AAV-mediated gene therapy for sialidosis.

Abstract

Sialidosis (mucolipidosis I) is a glycoprotein storage disease, clinically characterized by a spectrum of systemic and neurological phenotypes. The primary cause of the disease is deficiency of the lysosomal sialidase NEU1, resulting in accumulation of sialylated glycoproteins/oligosaccharides in tissues and body fluids. Neu1mice recapitulate the severe, early-onset forms of the disease, affecting visceral organs, muscles, and the nervous system, with widespread lysosomal vacuolization evident in most cell types. Sialidosis is considered an orphan disorder with no therapy currently available. Here, we assessed the therapeutic potential of AAV-mediated gene therapy for the treatment of sialidosis. Neu1mice were co-injected with two scAAV2/8 vectors, expressing human NEU1 and its chaperone PPCA. Treated mice were phenotypically indistinguishable from their WT controls. NEU1 activity was restored to different extent in most tissues, including the brain, heart, muscle, and visceral organs. This resulted in diminished/absent lysosomal vacuolization in multiple cell types and reversal of sialyl-oligosacchariduria. Lastly, normalization of lysosomal exocytosis in the cerebrospinal fluids and serum of treated mice, coupled to diminished neuroinflammation, were measures of therapeutic efficacy. These findings point to AAV-mediated gene therapy as a suitable treatment for sialidosis and possibly other diseases, associated with low NEU1 expression.

........

Task directions:
According to the sialidosis abstract, what is the primary cause of the disease? The items have no connection to the sialidosis abstract.

........

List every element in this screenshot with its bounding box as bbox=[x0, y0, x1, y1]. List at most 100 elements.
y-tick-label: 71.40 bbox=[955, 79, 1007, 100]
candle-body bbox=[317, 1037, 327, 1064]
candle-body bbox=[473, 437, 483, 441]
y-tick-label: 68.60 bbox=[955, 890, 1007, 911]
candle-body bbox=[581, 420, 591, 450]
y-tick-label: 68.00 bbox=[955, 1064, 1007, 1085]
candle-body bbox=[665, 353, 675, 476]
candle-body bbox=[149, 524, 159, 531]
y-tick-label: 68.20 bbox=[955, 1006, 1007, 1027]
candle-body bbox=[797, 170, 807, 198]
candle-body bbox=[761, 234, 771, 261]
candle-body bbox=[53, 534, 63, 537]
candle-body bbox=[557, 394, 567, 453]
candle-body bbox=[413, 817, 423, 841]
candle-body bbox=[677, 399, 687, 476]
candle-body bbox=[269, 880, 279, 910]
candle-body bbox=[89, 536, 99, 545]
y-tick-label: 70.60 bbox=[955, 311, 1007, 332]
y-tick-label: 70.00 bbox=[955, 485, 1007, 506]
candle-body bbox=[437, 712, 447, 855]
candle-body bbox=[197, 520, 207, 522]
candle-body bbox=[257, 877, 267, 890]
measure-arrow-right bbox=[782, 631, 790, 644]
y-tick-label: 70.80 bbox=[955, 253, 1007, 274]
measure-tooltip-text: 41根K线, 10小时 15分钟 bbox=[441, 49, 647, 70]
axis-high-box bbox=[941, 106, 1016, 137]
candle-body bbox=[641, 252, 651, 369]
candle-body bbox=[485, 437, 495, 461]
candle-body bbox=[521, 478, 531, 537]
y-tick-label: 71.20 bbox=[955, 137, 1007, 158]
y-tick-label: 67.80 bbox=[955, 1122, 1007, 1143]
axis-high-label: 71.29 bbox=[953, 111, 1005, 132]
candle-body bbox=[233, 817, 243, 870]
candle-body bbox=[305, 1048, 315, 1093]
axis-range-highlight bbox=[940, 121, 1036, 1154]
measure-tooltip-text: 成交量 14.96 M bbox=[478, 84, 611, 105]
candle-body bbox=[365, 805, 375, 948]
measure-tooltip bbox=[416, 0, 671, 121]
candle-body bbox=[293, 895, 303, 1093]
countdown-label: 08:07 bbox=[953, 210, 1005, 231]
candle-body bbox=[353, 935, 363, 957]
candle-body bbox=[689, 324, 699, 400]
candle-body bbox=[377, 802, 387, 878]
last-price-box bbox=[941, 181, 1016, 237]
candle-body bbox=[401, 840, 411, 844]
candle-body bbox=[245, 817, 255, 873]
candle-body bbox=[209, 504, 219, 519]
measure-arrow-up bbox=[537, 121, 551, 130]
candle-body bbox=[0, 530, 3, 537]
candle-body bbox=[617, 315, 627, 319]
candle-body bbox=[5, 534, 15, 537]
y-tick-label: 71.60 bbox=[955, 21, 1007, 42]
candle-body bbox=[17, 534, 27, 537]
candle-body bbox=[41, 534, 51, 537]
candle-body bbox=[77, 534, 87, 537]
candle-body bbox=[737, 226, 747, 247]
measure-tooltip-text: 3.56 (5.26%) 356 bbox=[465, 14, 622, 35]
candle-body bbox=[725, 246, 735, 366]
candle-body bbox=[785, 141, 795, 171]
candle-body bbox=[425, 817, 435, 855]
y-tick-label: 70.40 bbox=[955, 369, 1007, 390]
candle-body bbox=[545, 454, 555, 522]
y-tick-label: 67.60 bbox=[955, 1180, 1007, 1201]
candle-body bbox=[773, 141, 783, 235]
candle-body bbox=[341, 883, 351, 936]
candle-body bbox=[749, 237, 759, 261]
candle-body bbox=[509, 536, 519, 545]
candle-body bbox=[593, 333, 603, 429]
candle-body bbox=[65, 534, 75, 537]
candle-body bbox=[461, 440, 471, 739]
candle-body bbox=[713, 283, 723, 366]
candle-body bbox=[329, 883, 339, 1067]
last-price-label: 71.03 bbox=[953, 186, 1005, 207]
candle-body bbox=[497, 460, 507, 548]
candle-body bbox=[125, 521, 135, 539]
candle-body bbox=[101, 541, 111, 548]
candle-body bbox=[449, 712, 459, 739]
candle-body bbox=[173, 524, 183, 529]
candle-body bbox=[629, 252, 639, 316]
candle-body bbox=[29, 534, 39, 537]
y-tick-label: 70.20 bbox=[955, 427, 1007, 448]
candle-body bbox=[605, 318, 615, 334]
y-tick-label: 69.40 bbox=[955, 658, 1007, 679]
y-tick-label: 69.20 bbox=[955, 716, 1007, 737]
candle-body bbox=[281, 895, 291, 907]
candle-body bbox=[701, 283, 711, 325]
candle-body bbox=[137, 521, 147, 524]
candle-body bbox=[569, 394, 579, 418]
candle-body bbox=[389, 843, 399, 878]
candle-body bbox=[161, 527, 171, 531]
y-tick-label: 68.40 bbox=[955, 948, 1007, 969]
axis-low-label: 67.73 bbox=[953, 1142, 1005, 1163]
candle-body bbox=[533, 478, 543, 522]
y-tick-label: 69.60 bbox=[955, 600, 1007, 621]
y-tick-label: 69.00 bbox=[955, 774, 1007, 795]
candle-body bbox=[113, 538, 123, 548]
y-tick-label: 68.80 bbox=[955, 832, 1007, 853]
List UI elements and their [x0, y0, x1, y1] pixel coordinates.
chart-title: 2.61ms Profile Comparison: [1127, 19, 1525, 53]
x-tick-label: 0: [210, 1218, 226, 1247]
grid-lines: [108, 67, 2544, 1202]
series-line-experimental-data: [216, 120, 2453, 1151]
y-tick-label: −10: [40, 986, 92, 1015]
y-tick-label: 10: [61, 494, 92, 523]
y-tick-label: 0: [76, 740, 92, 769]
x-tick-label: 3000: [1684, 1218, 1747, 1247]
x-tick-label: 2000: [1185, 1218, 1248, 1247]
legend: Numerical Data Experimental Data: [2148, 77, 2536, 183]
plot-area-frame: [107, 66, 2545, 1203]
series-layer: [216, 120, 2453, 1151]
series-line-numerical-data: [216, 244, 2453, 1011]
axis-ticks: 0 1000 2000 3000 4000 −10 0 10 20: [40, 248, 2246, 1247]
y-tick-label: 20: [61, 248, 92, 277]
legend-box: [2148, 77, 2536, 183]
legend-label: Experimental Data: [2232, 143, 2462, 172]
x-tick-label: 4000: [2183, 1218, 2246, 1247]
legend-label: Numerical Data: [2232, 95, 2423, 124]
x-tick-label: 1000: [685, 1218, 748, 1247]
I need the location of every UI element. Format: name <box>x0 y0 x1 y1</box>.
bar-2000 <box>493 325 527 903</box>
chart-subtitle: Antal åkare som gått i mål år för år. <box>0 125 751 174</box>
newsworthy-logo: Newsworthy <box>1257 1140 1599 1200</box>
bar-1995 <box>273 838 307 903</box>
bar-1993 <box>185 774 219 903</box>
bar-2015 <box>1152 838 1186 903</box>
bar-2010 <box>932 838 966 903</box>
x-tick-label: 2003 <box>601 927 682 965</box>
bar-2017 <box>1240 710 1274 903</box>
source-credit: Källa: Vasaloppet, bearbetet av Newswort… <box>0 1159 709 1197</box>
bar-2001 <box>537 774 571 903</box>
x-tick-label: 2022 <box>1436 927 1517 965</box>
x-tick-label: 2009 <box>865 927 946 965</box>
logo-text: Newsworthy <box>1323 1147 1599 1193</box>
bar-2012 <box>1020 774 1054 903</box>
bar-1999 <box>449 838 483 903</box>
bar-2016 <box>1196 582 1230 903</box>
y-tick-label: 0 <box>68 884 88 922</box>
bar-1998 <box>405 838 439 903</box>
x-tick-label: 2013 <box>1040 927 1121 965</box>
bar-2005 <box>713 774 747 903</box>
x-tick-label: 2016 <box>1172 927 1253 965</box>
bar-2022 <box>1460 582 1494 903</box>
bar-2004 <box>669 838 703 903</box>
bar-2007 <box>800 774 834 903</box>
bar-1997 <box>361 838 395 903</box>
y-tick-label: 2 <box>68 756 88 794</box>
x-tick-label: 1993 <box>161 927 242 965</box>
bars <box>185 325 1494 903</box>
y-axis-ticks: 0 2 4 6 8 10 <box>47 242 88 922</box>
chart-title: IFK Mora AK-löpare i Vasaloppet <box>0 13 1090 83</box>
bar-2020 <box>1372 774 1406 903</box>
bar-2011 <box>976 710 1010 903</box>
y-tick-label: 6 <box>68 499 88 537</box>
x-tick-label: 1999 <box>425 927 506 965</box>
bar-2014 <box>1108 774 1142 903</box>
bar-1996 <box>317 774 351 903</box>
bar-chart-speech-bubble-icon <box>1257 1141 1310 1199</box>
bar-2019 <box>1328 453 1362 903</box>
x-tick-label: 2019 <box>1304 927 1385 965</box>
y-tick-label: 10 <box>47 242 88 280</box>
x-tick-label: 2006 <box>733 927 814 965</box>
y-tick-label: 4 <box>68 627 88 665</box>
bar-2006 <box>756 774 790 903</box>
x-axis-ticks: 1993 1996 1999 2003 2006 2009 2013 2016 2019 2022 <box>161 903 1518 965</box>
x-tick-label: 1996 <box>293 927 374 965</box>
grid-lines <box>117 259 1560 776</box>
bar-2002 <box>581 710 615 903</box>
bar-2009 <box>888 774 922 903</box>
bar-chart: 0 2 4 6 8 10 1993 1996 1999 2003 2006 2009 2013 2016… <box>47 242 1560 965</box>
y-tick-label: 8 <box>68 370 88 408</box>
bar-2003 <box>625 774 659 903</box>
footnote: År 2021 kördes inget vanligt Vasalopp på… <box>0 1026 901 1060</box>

........

Your solution:
Deficiency of the lysosomal sialidase NEU1.